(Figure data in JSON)
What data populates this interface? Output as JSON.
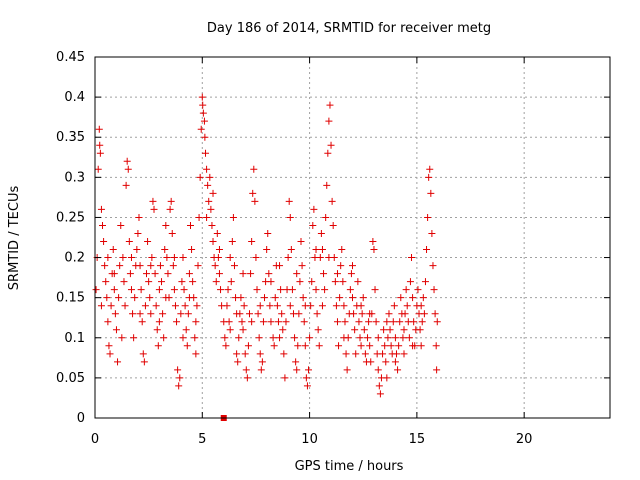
{
  "chart_data": {
    "type": "scatter",
    "title": "Day 186 of 2014, SRMTID for receiver metg",
    "xlabel": "GPS time / hours",
    "ylabel": "SRMTID / TECUs",
    "xlim": [
      0,
      24
    ],
    "ylim": [
      0,
      0.45
    ],
    "xticks": [
      0,
      5,
      10,
      15,
      20
    ],
    "yticks": [
      0,
      0.05,
      0.1,
      0.15,
      0.2,
      0.25,
      0.3,
      0.35,
      0.4,
      0.45
    ],
    "grid": true,
    "legend": "none",
    "series_color": "#e00000",
    "marker": "plus",
    "points": [
      [
        0.05,
        0.16
      ],
      [
        0.1,
        0.2
      ],
      [
        0.15,
        0.31
      ],
      [
        0.2,
        0.36
      ],
      [
        0.22,
        0.34
      ],
      [
        0.25,
        0.33
      ],
      [
        0.3,
        0.26
      ],
      [
        0.35,
        0.24
      ],
      [
        0.4,
        0.22
      ],
      [
        0.45,
        0.19
      ],
      [
        0.5,
        0.17
      ],
      [
        0.55,
        0.15
      ],
      [
        0.6,
        0.12
      ],
      [
        0.65,
        0.09
      ],
      [
        0.7,
        0.08
      ],
      [
        0.75,
        0.14
      ],
      [
        0.8,
        0.18
      ],
      [
        0.85,
        0.21
      ],
      [
        0.9,
        0.16
      ],
      [
        0.95,
        0.13
      ],
      [
        1.0,
        0.11
      ],
      [
        1.05,
        0.07
      ],
      [
        1.1,
        0.15
      ],
      [
        1.15,
        0.19
      ],
      [
        1.2,
        0.24
      ],
      [
        1.3,
        0.2
      ],
      [
        1.35,
        0.17
      ],
      [
        1.4,
        0.14
      ],
      [
        1.45,
        0.29
      ],
      [
        1.5,
        0.32
      ],
      [
        1.55,
        0.31
      ],
      [
        1.6,
        0.22
      ],
      [
        1.65,
        0.18
      ],
      [
        1.7,
        0.16
      ],
      [
        1.75,
        0.13
      ],
      [
        1.8,
        0.1
      ],
      [
        1.85,
        0.15
      ],
      [
        1.9,
        0.19
      ],
      [
        1.95,
        0.21
      ],
      [
        2.0,
        0.23
      ],
      [
        2.05,
        0.25
      ],
      [
        2.1,
        0.19
      ],
      [
        2.15,
        0.16
      ],
      [
        2.2,
        0.12
      ],
      [
        2.25,
        0.08
      ],
      [
        2.3,
        0.07
      ],
      [
        2.35,
        0.14
      ],
      [
        2.4,
        0.18
      ],
      [
        2.45,
        0.22
      ],
      [
        2.5,
        0.17
      ],
      [
        2.55,
        0.15
      ],
      [
        2.6,
        0.13
      ],
      [
        2.65,
        0.2
      ],
      [
        2.7,
        0.27
      ],
      [
        2.75,
        0.26
      ],
      [
        2.8,
        0.18
      ],
      [
        2.85,
        0.14
      ],
      [
        2.9,
        0.11
      ],
      [
        2.95,
        0.09
      ],
      [
        3.0,
        0.16
      ],
      [
        3.05,
        0.19
      ],
      [
        3.1,
        0.17
      ],
      [
        3.15,
        0.13
      ],
      [
        3.2,
        0.1
      ],
      [
        3.25,
        0.21
      ],
      [
        3.3,
        0.24
      ],
      [
        3.35,
        0.2
      ],
      [
        3.4,
        0.18
      ],
      [
        3.45,
        0.15
      ],
      [
        3.5,
        0.26
      ],
      [
        3.55,
        0.27
      ],
      [
        3.6,
        0.23
      ],
      [
        3.65,
        0.19
      ],
      [
        3.7,
        0.16
      ],
      [
        3.75,
        0.14
      ],
      [
        3.8,
        0.12
      ],
      [
        3.85,
        0.06
      ],
      [
        3.9,
        0.04
      ],
      [
        3.95,
        0.05
      ],
      [
        4.0,
        0.13
      ],
      [
        4.05,
        0.17
      ],
      [
        4.1,
        0.2
      ],
      [
        4.15,
        0.16
      ],
      [
        4.2,
        0.14
      ],
      [
        4.25,
        0.11
      ],
      [
        4.3,
        0.09
      ],
      [
        4.35,
        0.13
      ],
      [
        4.4,
        0.18
      ],
      [
        4.45,
        0.24
      ],
      [
        4.5,
        0.21
      ],
      [
        4.55,
        0.17
      ],
      [
        4.6,
        0.15
      ],
      [
        4.65,
        0.1
      ],
      [
        4.7,
        0.08
      ],
      [
        4.75,
        0.14
      ],
      [
        4.8,
        0.19
      ],
      [
        4.85,
        0.25
      ],
      [
        4.9,
        0.3
      ],
      [
        4.95,
        0.36
      ],
      [
        5.0,
        0.4
      ],
      [
        5.02,
        0.39
      ],
      [
        5.05,
        0.38
      ],
      [
        5.1,
        0.37
      ],
      [
        5.12,
        0.35
      ],
      [
        5.15,
        0.33
      ],
      [
        5.2,
        0.31
      ],
      [
        5.25,
        0.29
      ],
      [
        5.3,
        0.27
      ],
      [
        5.35,
        0.3
      ],
      [
        5.4,
        0.26
      ],
      [
        5.45,
        0.24
      ],
      [
        5.5,
        0.22
      ],
      [
        5.55,
        0.2
      ],
      [
        5.6,
        0.19
      ],
      [
        5.65,
        0.17
      ],
      [
        5.7,
        0.23
      ],
      [
        5.75,
        0.2
      ],
      [
        5.8,
        0.18
      ],
      [
        5.85,
        0.16
      ],
      [
        5.9,
        0.14
      ],
      [
        6.0,
        0.12
      ],
      [
        6.05,
        0.1
      ],
      [
        6.1,
        0.09
      ],
      [
        6.15,
        0.14
      ],
      [
        6.2,
        0.16
      ],
      [
        6.25,
        0.12
      ],
      [
        6.3,
        0.11
      ],
      [
        6.35,
        0.17
      ],
      [
        6.4,
        0.22
      ],
      [
        6.45,
        0.25
      ],
      [
        6.5,
        0.19
      ],
      [
        6.55,
        0.15
      ],
      [
        6.6,
        0.08
      ],
      [
        6.65,
        0.07
      ],
      [
        6.7,
        0.1
      ],
      [
        6.75,
        0.13
      ],
      [
        6.8,
        0.15
      ],
      [
        6.85,
        0.12
      ],
      [
        6.9,
        0.11
      ],
      [
        6.95,
        0.14
      ],
      [
        7.0,
        0.08
      ],
      [
        7.05,
        0.06
      ],
      [
        7.1,
        0.05
      ],
      [
        7.15,
        0.09
      ],
      [
        7.2,
        0.13
      ],
      [
        7.25,
        0.18
      ],
      [
        7.3,
        0.22
      ],
      [
        7.35,
        0.28
      ],
      [
        7.4,
        0.31
      ],
      [
        7.45,
        0.27
      ],
      [
        7.5,
        0.2
      ],
      [
        7.55,
        0.16
      ],
      [
        7.6,
        0.13
      ],
      [
        7.65,
        0.1
      ],
      [
        7.7,
        0.08
      ],
      [
        7.75,
        0.06
      ],
      [
        7.8,
        0.07
      ],
      [
        7.85,
        0.12
      ],
      [
        7.9,
        0.15
      ],
      [
        7.95,
        0.17
      ],
      [
        8.0,
        0.21
      ],
      [
        8.05,
        0.23
      ],
      [
        8.1,
        0.18
      ],
      [
        8.15,
        0.14
      ],
      [
        8.2,
        0.12
      ],
      [
        8.3,
        0.1
      ],
      [
        8.35,
        0.09
      ],
      [
        8.4,
        0.15
      ],
      [
        8.45,
        0.19
      ],
      [
        8.5,
        0.14
      ],
      [
        8.55,
        0.12
      ],
      [
        8.6,
        0.1
      ],
      [
        8.65,
        0.16
      ],
      [
        8.7,
        0.13
      ],
      [
        8.75,
        0.11
      ],
      [
        8.8,
        0.08
      ],
      [
        8.85,
        0.05
      ],
      [
        8.9,
        0.12
      ],
      [
        8.95,
        0.16
      ],
      [
        9.0,
        0.2
      ],
      [
        9.05,
        0.27
      ],
      [
        9.1,
        0.25
      ],
      [
        9.15,
        0.21
      ],
      [
        9.2,
        0.16
      ],
      [
        9.25,
        0.13
      ],
      [
        9.3,
        0.1
      ],
      [
        9.35,
        0.07
      ],
      [
        9.4,
        0.06
      ],
      [
        9.45,
        0.09
      ],
      [
        9.5,
        0.13
      ],
      [
        9.55,
        0.17
      ],
      [
        9.6,
        0.22
      ],
      [
        9.65,
        0.19
      ],
      [
        9.7,
        0.15
      ],
      [
        9.75,
        0.12
      ],
      [
        9.8,
        0.09
      ],
      [
        9.85,
        0.05
      ],
      [
        9.9,
        0.04
      ],
      [
        9.95,
        0.06
      ],
      [
        10.0,
        0.1
      ],
      [
        10.05,
        0.14
      ],
      [
        10.1,
        0.17
      ],
      [
        10.15,
        0.24
      ],
      [
        10.2,
        0.26
      ],
      [
        10.25,
        0.2
      ],
      [
        10.3,
        0.16
      ],
      [
        10.35,
        0.13
      ],
      [
        10.4,
        0.11
      ],
      [
        10.45,
        0.09
      ],
      [
        10.5,
        0.2
      ],
      [
        10.55,
        0.23
      ],
      [
        10.6,
        0.21
      ],
      [
        10.65,
        0.18
      ],
      [
        10.7,
        0.16
      ],
      [
        10.75,
        0.25
      ],
      [
        10.8,
        0.29
      ],
      [
        10.85,
        0.33
      ],
      [
        10.9,
        0.37
      ],
      [
        10.95,
        0.39
      ],
      [
        11.0,
        0.34
      ],
      [
        11.05,
        0.27
      ],
      [
        11.1,
        0.24
      ],
      [
        11.15,
        0.2
      ],
      [
        11.2,
        0.17
      ],
      [
        11.25,
        0.14
      ],
      [
        11.3,
        0.12
      ],
      [
        11.35,
        0.09
      ],
      [
        11.4,
        0.15
      ],
      [
        11.45,
        0.19
      ],
      [
        11.5,
        0.21
      ],
      [
        11.55,
        0.17
      ],
      [
        11.6,
        0.14
      ],
      [
        11.65,
        0.12
      ],
      [
        11.7,
        0.08
      ],
      [
        11.75,
        0.06
      ],
      [
        11.8,
        0.1
      ],
      [
        11.85,
        0.13
      ],
      [
        11.9,
        0.16
      ],
      [
        11.95,
        0.18
      ],
      [
        12.0,
        0.15
      ],
      [
        12.05,
        0.13
      ],
      [
        12.1,
        0.11
      ],
      [
        12.15,
        0.08
      ],
      [
        12.2,
        0.14
      ],
      [
        12.25,
        0.17
      ],
      [
        12.3,
        0.12
      ],
      [
        12.35,
        0.1
      ],
      [
        12.4,
        0.09
      ],
      [
        12.45,
        0.13
      ],
      [
        12.5,
        0.15
      ],
      [
        12.55,
        0.11
      ],
      [
        12.6,
        0.08
      ],
      [
        12.65,
        0.07
      ],
      [
        12.7,
        0.1
      ],
      [
        12.75,
        0.12
      ],
      [
        12.8,
        0.09
      ],
      [
        12.85,
        0.07
      ],
      [
        12.9,
        0.13
      ],
      [
        12.95,
        0.22
      ],
      [
        13.0,
        0.21
      ],
      [
        13.05,
        0.16
      ],
      [
        13.1,
        0.12
      ],
      [
        13.15,
        0.08
      ],
      [
        13.2,
        0.06
      ],
      [
        13.25,
        0.04
      ],
      [
        13.3,
        0.03
      ],
      [
        13.35,
        0.05
      ],
      [
        13.4,
        0.08
      ],
      [
        13.45,
        0.11
      ],
      [
        13.5,
        0.09
      ],
      [
        13.55,
        0.07
      ],
      [
        13.6,
        0.05
      ],
      [
        13.65,
        0.1
      ],
      [
        13.7,
        0.13
      ],
      [
        13.75,
        0.11
      ],
      [
        13.8,
        0.09
      ],
      [
        13.85,
        0.08
      ],
      [
        13.9,
        0.12
      ],
      [
        13.95,
        0.14
      ],
      [
        14.0,
        0.1
      ],
      [
        14.05,
        0.08
      ],
      [
        14.1,
        0.06
      ],
      [
        14.15,
        0.09
      ],
      [
        14.2,
        0.12
      ],
      [
        14.25,
        0.15
      ],
      [
        14.3,
        0.13
      ],
      [
        14.35,
        0.1
      ],
      [
        14.4,
        0.08
      ],
      [
        14.45,
        0.13
      ],
      [
        14.5,
        0.16
      ],
      [
        14.55,
        0.14
      ],
      [
        14.6,
        0.12
      ],
      [
        14.65,
        0.1
      ],
      [
        14.7,
        0.17
      ],
      [
        14.75,
        0.2
      ],
      [
        14.8,
        0.15
      ],
      [
        14.85,
        0.12
      ],
      [
        14.9,
        0.09
      ],
      [
        14.95,
        0.11
      ],
      [
        15.0,
        0.14
      ],
      [
        15.05,
        0.16
      ],
      [
        15.1,
        0.13
      ],
      [
        15.15,
        0.11
      ],
      [
        15.2,
        0.09
      ],
      [
        15.25,
        0.12
      ],
      [
        15.3,
        0.15
      ],
      [
        15.35,
        0.13
      ],
      [
        15.4,
        0.17
      ],
      [
        15.45,
        0.21
      ],
      [
        15.5,
        0.25
      ],
      [
        15.55,
        0.3
      ],
      [
        15.6,
        0.31
      ],
      [
        15.65,
        0.28
      ],
      [
        15.7,
        0.23
      ],
      [
        15.75,
        0.19
      ],
      [
        15.8,
        0.16
      ],
      [
        15.85,
        0.13
      ],
      [
        15.9,
        0.09
      ],
      [
        15.92,
        0.06
      ],
      [
        15.95,
        0.12
      ],
      [
        0.3,
        0.14
      ],
      [
        0.6,
        0.2
      ],
      [
        0.9,
        0.18
      ],
      [
        1.25,
        0.1
      ],
      [
        1.7,
        0.2
      ],
      [
        2.1,
        0.13
      ],
      [
        2.6,
        0.19
      ],
      [
        3.0,
        0.12
      ],
      [
        3.3,
        0.15
      ],
      [
        3.7,
        0.2
      ],
      [
        4.1,
        0.1
      ],
      [
        4.4,
        0.15
      ],
      [
        4.7,
        0.12
      ],
      [
        5.2,
        0.25
      ],
      [
        5.5,
        0.28
      ],
      [
        5.8,
        0.21
      ],
      [
        6.3,
        0.2
      ],
      [
        6.6,
        0.13
      ],
      [
        6.9,
        0.18
      ],
      [
        7.3,
        0.12
      ],
      [
        7.7,
        0.14
      ],
      [
        8.2,
        0.17
      ],
      [
        8.6,
        0.19
      ],
      [
        9.1,
        0.14
      ],
      [
        9.4,
        0.18
      ],
      [
        9.8,
        0.14
      ],
      [
        10.3,
        0.21
      ],
      [
        10.6,
        0.14
      ],
      [
        10.9,
        0.2
      ],
      [
        11.3,
        0.18
      ],
      [
        11.6,
        0.1
      ],
      [
        12.0,
        0.19
      ],
      [
        12.4,
        0.14
      ],
      [
        12.8,
        0.13
      ],
      [
        13.2,
        0.1
      ],
      [
        13.6,
        0.12
      ],
      [
        14.0,
        0.07
      ],
      [
        14.4,
        0.11
      ],
      [
        14.8,
        0.09
      ],
      [
        15.2,
        0.14
      ]
    ],
    "extra_marker": {
      "x": 6.0,
      "y": 0.0,
      "shape": "square"
    }
  }
}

STATED PROBLEM: Your answer should be a single number: the count of lines holding the word "SRMTID".

EXERCISE OUTPUT: 2